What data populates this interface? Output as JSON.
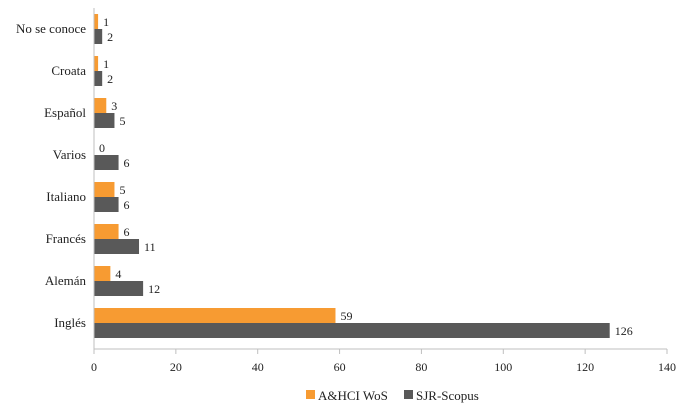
{
  "chart_data": {
    "type": "bar",
    "orientation": "horizontal",
    "categories": [
      "No se conoce",
      "Croata",
      "Español",
      "Varios",
      "Italiano",
      "Francés",
      "Alemán",
      "Inglés"
    ],
    "series": [
      {
        "name": "A&HCI WoS",
        "color": "#F79B32",
        "values": [
          1,
          1,
          3,
          0,
          5,
          6,
          4,
          59
        ]
      },
      {
        "name": "SJR-Scopus",
        "color": "#595959",
        "values": [
          2,
          2,
          5,
          6,
          6,
          11,
          12,
          126
        ]
      }
    ],
    "xlim": [
      0,
      140
    ],
    "xticks": [
      0,
      20,
      40,
      60,
      80,
      100,
      120,
      140
    ],
    "legend_position": "bottom",
    "grid": false,
    "data_labels": true
  }
}
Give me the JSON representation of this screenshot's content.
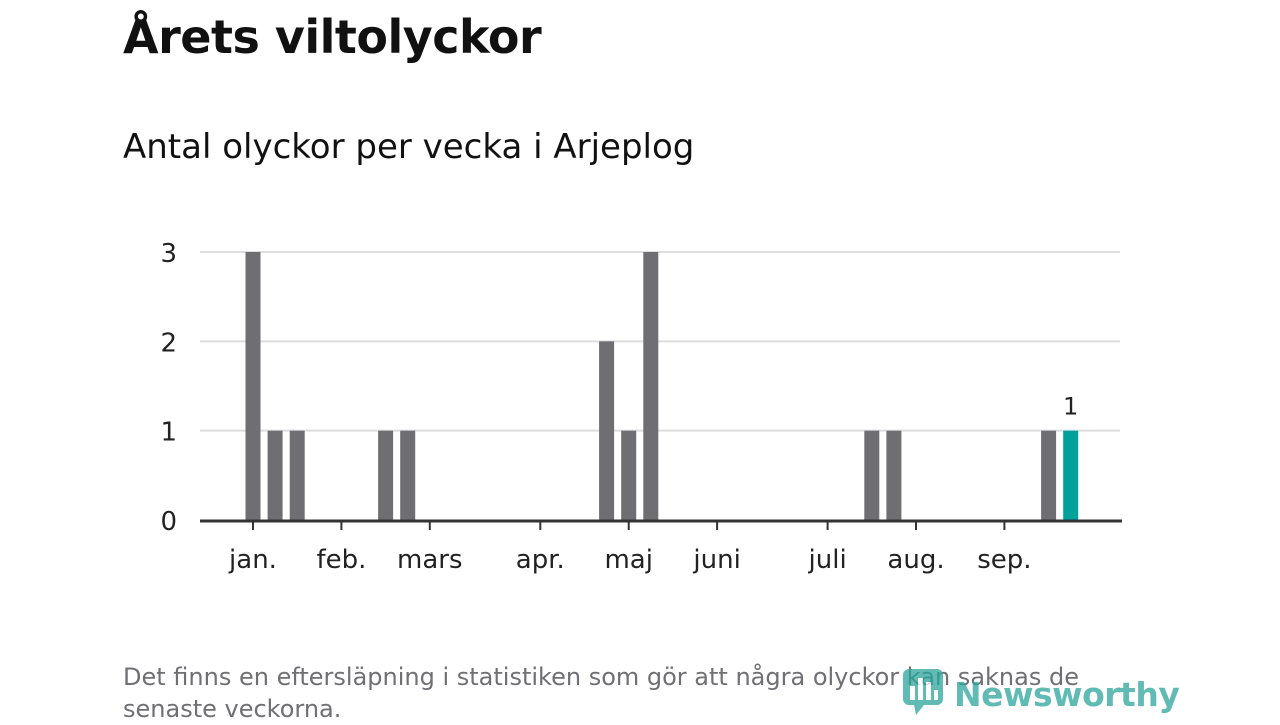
{
  "header": {
    "title": "Årets viltolyckor",
    "subtitle": "Antal olyckor per vecka i Arjeplog"
  },
  "chart_data": {
    "type": "bar",
    "title": "",
    "xlabel": "",
    "ylabel": "",
    "ylim": [
      0,
      3
    ],
    "yticks": [
      0,
      1,
      2,
      3
    ],
    "grid": true,
    "legend": "none",
    "x_tick_labels": [
      "jan.",
      "feb.",
      "mars",
      "apr.",
      "maj",
      "juni",
      "juli",
      "aug.",
      "sep."
    ],
    "month_tick_weeks": [
      1,
      5,
      9,
      14,
      18,
      22,
      27,
      31,
      35
    ],
    "weeks": [
      1,
      2,
      3,
      7,
      8,
      17,
      18,
      19,
      29,
      30,
      37,
      38
    ],
    "values": [
      3,
      1,
      1,
      1,
      1,
      2,
      1,
      3,
      1,
      1,
      1,
      1
    ],
    "highlight_week": 38,
    "highlight_label": "1",
    "colors": {
      "bar": "#6f6e73",
      "highlight": "#00a19a",
      "grid": "#dddddd",
      "axis": "#333333"
    }
  },
  "footer": {
    "note": "Det finns en eftersläpning i statistiken som gör att några olyckor kan saknas de senaste veckorna.",
    "logo_text": "Newsworthy",
    "logo_icon": "newsworthy-logo-icon"
  }
}
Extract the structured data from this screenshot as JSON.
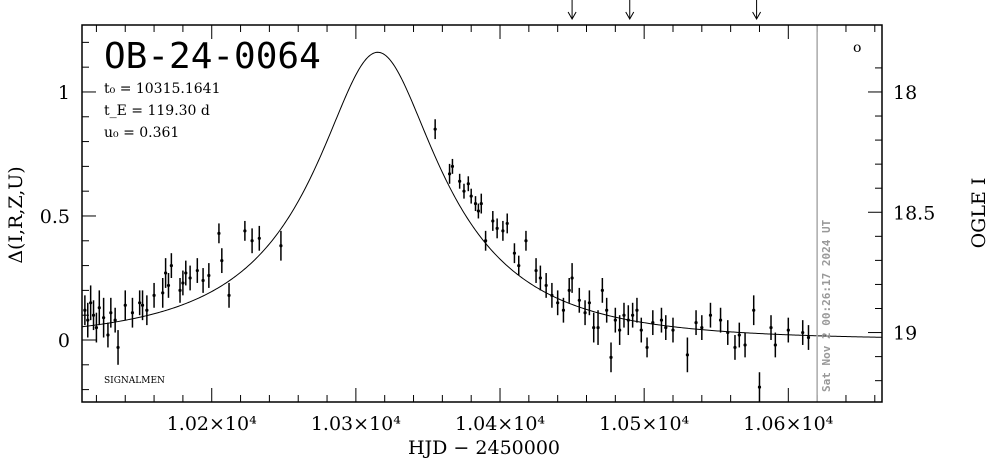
{
  "chart_data": {
    "type": "scatter",
    "title": "OB-24-0064",
    "params": [
      "t₀ = 10315.1641",
      "t_E = 119.30 d",
      "u₀ = 0.361"
    ],
    "xlabel": "HJD − 2450000",
    "ylabel": "Δ(I,R,Z,U)",
    "ylabel_right": "OGLE I",
    "xlim": [
      10110,
      10665
    ],
    "ylim": [
      -0.25,
      1.27
    ],
    "x_ticks": [
      10200,
      10300,
      10400,
      10500,
      10600
    ],
    "x_tick_labels": [
      "1.02×10⁴",
      "1.03×10⁴",
      "1.04×10⁴",
      "1.05×10⁴",
      "1.06×10⁴"
    ],
    "y_ticks": [
      0,
      0.5,
      1
    ],
    "y_tick_labels": [
      "0",
      "0.5",
      "1"
    ],
    "y_right_ticks": [
      18,
      18.5,
      19
    ],
    "y_right_tick_labels": [
      "18",
      "18.5",
      "19"
    ],
    "y_right_to_left": {
      "18": 1.0,
      "18.5": 0.5,
      "19": 0.03
    },
    "model": {
      "t0": 10315.1641,
      "tE": 119.3,
      "u0": 0.361,
      "baseline": 0.0,
      "scale": 0.4
    },
    "now_marker": {
      "x": 10620,
      "label": "Sat Nov  2 00:26:17 2024 UT"
    },
    "top_arrows_x": [
      10450,
      10490,
      10578
    ],
    "footer_label": "SIGNALMEN",
    "corner_mark": "o",
    "points": [
      {
        "x": 10112,
        "y": 0.12,
        "e": 0.06
      },
      {
        "x": 10114,
        "y": 0.08,
        "e": 0.07
      },
      {
        "x": 10116,
        "y": 0.15,
        "e": 0.07
      },
      {
        "x": 10118,
        "y": 0.1,
        "e": 0.06
      },
      {
        "x": 10120,
        "y": 0.05,
        "e": 0.06
      },
      {
        "x": 10122,
        "y": 0.13,
        "e": 0.07
      },
      {
        "x": 10125,
        "y": 0.09,
        "e": 0.08
      },
      {
        "x": 10128,
        "y": 0.02,
        "e": 0.05
      },
      {
        "x": 10130,
        "y": 0.11,
        "e": 0.06
      },
      {
        "x": 10133,
        "y": 0.08,
        "e": 0.05
      },
      {
        "x": 10135,
        "y": -0.03,
        "e": 0.07
      },
      {
        "x": 10140,
        "y": 0.14,
        "e": 0.06
      },
      {
        "x": 10145,
        "y": 0.11,
        "e": 0.06
      },
      {
        "x": 10150,
        "y": 0.15,
        "e": 0.05
      },
      {
        "x": 10152,
        "y": 0.14,
        "e": 0.06
      },
      {
        "x": 10155,
        "y": 0.12,
        "e": 0.06
      },
      {
        "x": 10160,
        "y": 0.18,
        "e": 0.05
      },
      {
        "x": 10166,
        "y": 0.19,
        "e": 0.06
      },
      {
        "x": 10168,
        "y": 0.27,
        "e": 0.06
      },
      {
        "x": 10170,
        "y": 0.22,
        "e": 0.05
      },
      {
        "x": 10172,
        "y": 0.3,
        "e": 0.05
      },
      {
        "x": 10178,
        "y": 0.2,
        "e": 0.05
      },
      {
        "x": 10180,
        "y": 0.23,
        "e": 0.05
      },
      {
        "x": 10182,
        "y": 0.27,
        "e": 0.05
      },
      {
        "x": 10185,
        "y": 0.25,
        "e": 0.05
      },
      {
        "x": 10190,
        "y": 0.28,
        "e": 0.05
      },
      {
        "x": 10194,
        "y": 0.24,
        "e": 0.05
      },
      {
        "x": 10198,
        "y": 0.26,
        "e": 0.05
      },
      {
        "x": 10205,
        "y": 0.43,
        "e": 0.04
      },
      {
        "x": 10207,
        "y": 0.32,
        "e": 0.05
      },
      {
        "x": 10212,
        "y": 0.18,
        "e": 0.05
      },
      {
        "x": 10223,
        "y": 0.44,
        "e": 0.04
      },
      {
        "x": 10228,
        "y": 0.4,
        "e": 0.05
      },
      {
        "x": 10233,
        "y": 0.41,
        "e": 0.05
      },
      {
        "x": 10248,
        "y": 0.38,
        "e": 0.06
      },
      {
        "x": 10355,
        "y": 0.85,
        "e": 0.04
      },
      {
        "x": 10365,
        "y": 0.67,
        "e": 0.04
      },
      {
        "x": 10367,
        "y": 0.7,
        "e": 0.03
      },
      {
        "x": 10372,
        "y": 0.64,
        "e": 0.03
      },
      {
        "x": 10375,
        "y": 0.6,
        "e": 0.03
      },
      {
        "x": 10378,
        "y": 0.63,
        "e": 0.03
      },
      {
        "x": 10380,
        "y": 0.58,
        "e": 0.03
      },
      {
        "x": 10383,
        "y": 0.55,
        "e": 0.03
      },
      {
        "x": 10385,
        "y": 0.52,
        "e": 0.03
      },
      {
        "x": 10387,
        "y": 0.55,
        "e": 0.04
      },
      {
        "x": 10390,
        "y": 0.4,
        "e": 0.04
      },
      {
        "x": 10395,
        "y": 0.48,
        "e": 0.04
      },
      {
        "x": 10398,
        "y": 0.45,
        "e": 0.04
      },
      {
        "x": 10402,
        "y": 0.44,
        "e": 0.04
      },
      {
        "x": 10405,
        "y": 0.47,
        "e": 0.04
      },
      {
        "x": 10410,
        "y": 0.35,
        "e": 0.04
      },
      {
        "x": 10413,
        "y": 0.3,
        "e": 0.04
      },
      {
        "x": 10418,
        "y": 0.4,
        "e": 0.04
      },
      {
        "x": 10425,
        "y": 0.28,
        "e": 0.05
      },
      {
        "x": 10428,
        "y": 0.25,
        "e": 0.05
      },
      {
        "x": 10432,
        "y": 0.22,
        "e": 0.05
      },
      {
        "x": 10436,
        "y": 0.18,
        "e": 0.05
      },
      {
        "x": 10440,
        "y": 0.15,
        "e": 0.05
      },
      {
        "x": 10444,
        "y": 0.12,
        "e": 0.05
      },
      {
        "x": 10448,
        "y": 0.2,
        "e": 0.05
      },
      {
        "x": 10450,
        "y": 0.25,
        "e": 0.06
      },
      {
        "x": 10455,
        "y": 0.16,
        "e": 0.05
      },
      {
        "x": 10459,
        "y": 0.11,
        "e": 0.05
      },
      {
        "x": 10462,
        "y": 0.15,
        "e": 0.05
      },
      {
        "x": 10465,
        "y": 0.05,
        "e": 0.06
      },
      {
        "x": 10468,
        "y": 0.05,
        "e": 0.07
      },
      {
        "x": 10471,
        "y": 0.2,
        "e": 0.05
      },
      {
        "x": 10474,
        "y": 0.12,
        "e": 0.05
      },
      {
        "x": 10477,
        "y": -0.07,
        "e": 0.06
      },
      {
        "x": 10480,
        "y": 0.08,
        "e": 0.05
      },
      {
        "x": 10483,
        "y": 0.04,
        "e": 0.06
      },
      {
        "x": 10486,
        "y": 0.1,
        "e": 0.05
      },
      {
        "x": 10489,
        "y": 0.08,
        "e": 0.06
      },
      {
        "x": 10492,
        "y": 0.1,
        "e": 0.05
      },
      {
        "x": 10495,
        "y": 0.12,
        "e": 0.05
      },
      {
        "x": 10498,
        "y": 0.04,
        "e": 0.05
      },
      {
        "x": 10502,
        "y": -0.03,
        "e": 0.04
      },
      {
        "x": 10506,
        "y": 0.07,
        "e": 0.05
      },
      {
        "x": 10512,
        "y": 0.08,
        "e": 0.05
      },
      {
        "x": 10515,
        "y": 0.05,
        "e": 0.05
      },
      {
        "x": 10520,
        "y": 0.04,
        "e": 0.05
      },
      {
        "x": 10530,
        "y": -0.06,
        "e": 0.07
      },
      {
        "x": 10536,
        "y": 0.07,
        "e": 0.05
      },
      {
        "x": 10540,
        "y": 0.05,
        "e": 0.05
      },
      {
        "x": 10546,
        "y": 0.1,
        "e": 0.05
      },
      {
        "x": 10553,
        "y": 0.08,
        "e": 0.05
      },
      {
        "x": 10558,
        "y": 0.03,
        "e": 0.05
      },
      {
        "x": 10563,
        "y": -0.03,
        "e": 0.05
      },
      {
        "x": 10566,
        "y": 0.02,
        "e": 0.05
      },
      {
        "x": 10570,
        "y": -0.02,
        "e": 0.05
      },
      {
        "x": 10576,
        "y": 0.12,
        "e": 0.06
      },
      {
        "x": 10580,
        "y": -0.19,
        "e": 0.06
      },
      {
        "x": 10588,
        "y": 0.05,
        "e": 0.05
      },
      {
        "x": 10591,
        "y": -0.02,
        "e": 0.05
      },
      {
        "x": 10600,
        "y": 0.04,
        "e": 0.05
      },
      {
        "x": 10610,
        "y": 0.03,
        "e": 0.05
      },
      {
        "x": 10614,
        "y": 0.01,
        "e": 0.05
      }
    ]
  }
}
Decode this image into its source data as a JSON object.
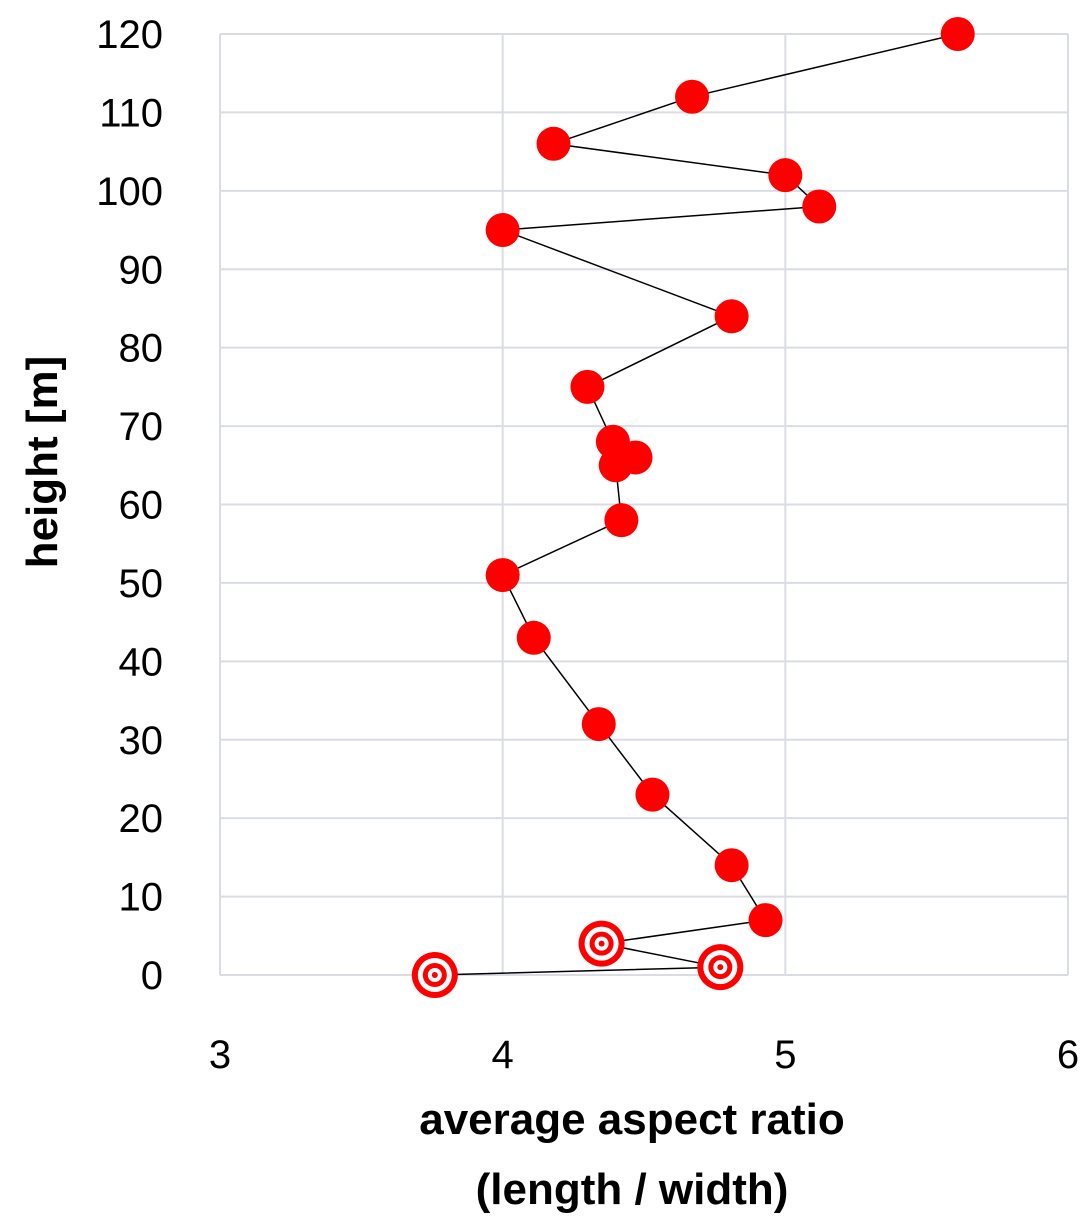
{
  "chart_data": {
    "type": "scatter",
    "title": "",
    "xlabel_lines": [
      "average aspect ratio",
      "(length / width)"
    ],
    "ylabel": "height [m]",
    "xlim": [
      3,
      6
    ],
    "ylim": [
      0,
      120
    ],
    "xticks": [
      3,
      4,
      5,
      6
    ],
    "yticks": [
      0,
      10,
      20,
      30,
      40,
      50,
      60,
      70,
      80,
      90,
      100,
      110,
      120
    ],
    "grid": true,
    "legend": "none",
    "connect_points": true,
    "colors": {
      "marker": "#ff0000",
      "line": "#000000",
      "grid": "#d9dde3"
    },
    "series": [
      {
        "points": [
          {
            "x": 3.76,
            "y": 0,
            "marker": "ring"
          },
          {
            "x": 4.77,
            "y": 1,
            "marker": "ring"
          },
          {
            "x": 4.35,
            "y": 4,
            "marker": "ring"
          },
          {
            "x": 4.93,
            "y": 7,
            "marker": "dot"
          },
          {
            "x": 4.81,
            "y": 14,
            "marker": "dot"
          },
          {
            "x": 4.53,
            "y": 23,
            "marker": "dot"
          },
          {
            "x": 4.34,
            "y": 32,
            "marker": "dot"
          },
          {
            "x": 4.11,
            "y": 43,
            "marker": "dot"
          },
          {
            "x": 4.0,
            "y": 51,
            "marker": "dot"
          },
          {
            "x": 4.42,
            "y": 58,
            "marker": "dot"
          },
          {
            "x": 4.4,
            "y": 65,
            "marker": "dot"
          },
          {
            "x": 4.47,
            "y": 66,
            "marker": "dot"
          },
          {
            "x": 4.39,
            "y": 68,
            "marker": "dot"
          },
          {
            "x": 4.3,
            "y": 75,
            "marker": "dot"
          },
          {
            "x": 4.81,
            "y": 84,
            "marker": "dot"
          },
          {
            "x": 4.0,
            "y": 95,
            "marker": "dot"
          },
          {
            "x": 5.12,
            "y": 98,
            "marker": "dot"
          },
          {
            "x": 5.0,
            "y": 102,
            "marker": "dot"
          },
          {
            "x": 4.18,
            "y": 106,
            "marker": "dot"
          },
          {
            "x": 4.67,
            "y": 112,
            "marker": "dot"
          },
          {
            "x": 5.61,
            "y": 120,
            "marker": "dot"
          }
        ]
      }
    ]
  }
}
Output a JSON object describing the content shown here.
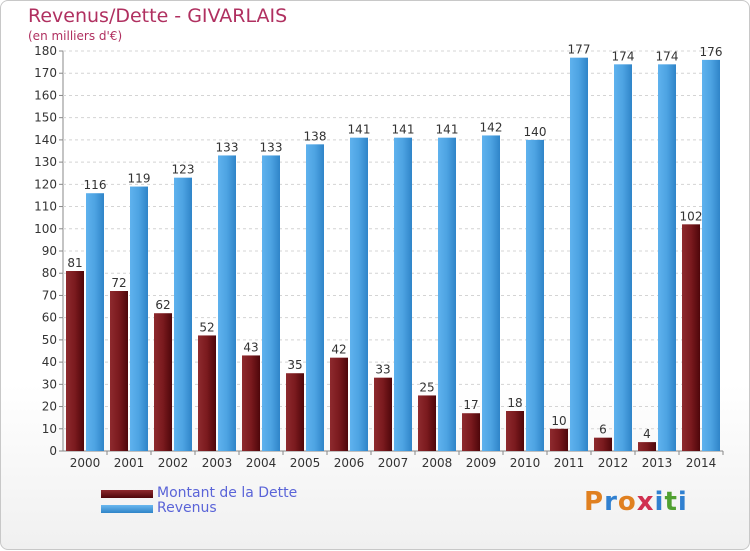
──────────
== EXERCISE REQUIREMENTS ==
List the lines of the records where "this" occurs.

== RESULT BELOW ==
What data populates this interface? Output as JSON.
Give me the JSON representation of this screenshot's content.
Extract the structured data from this screenshot as JSON.
Decode this image into its source data as a JSON object.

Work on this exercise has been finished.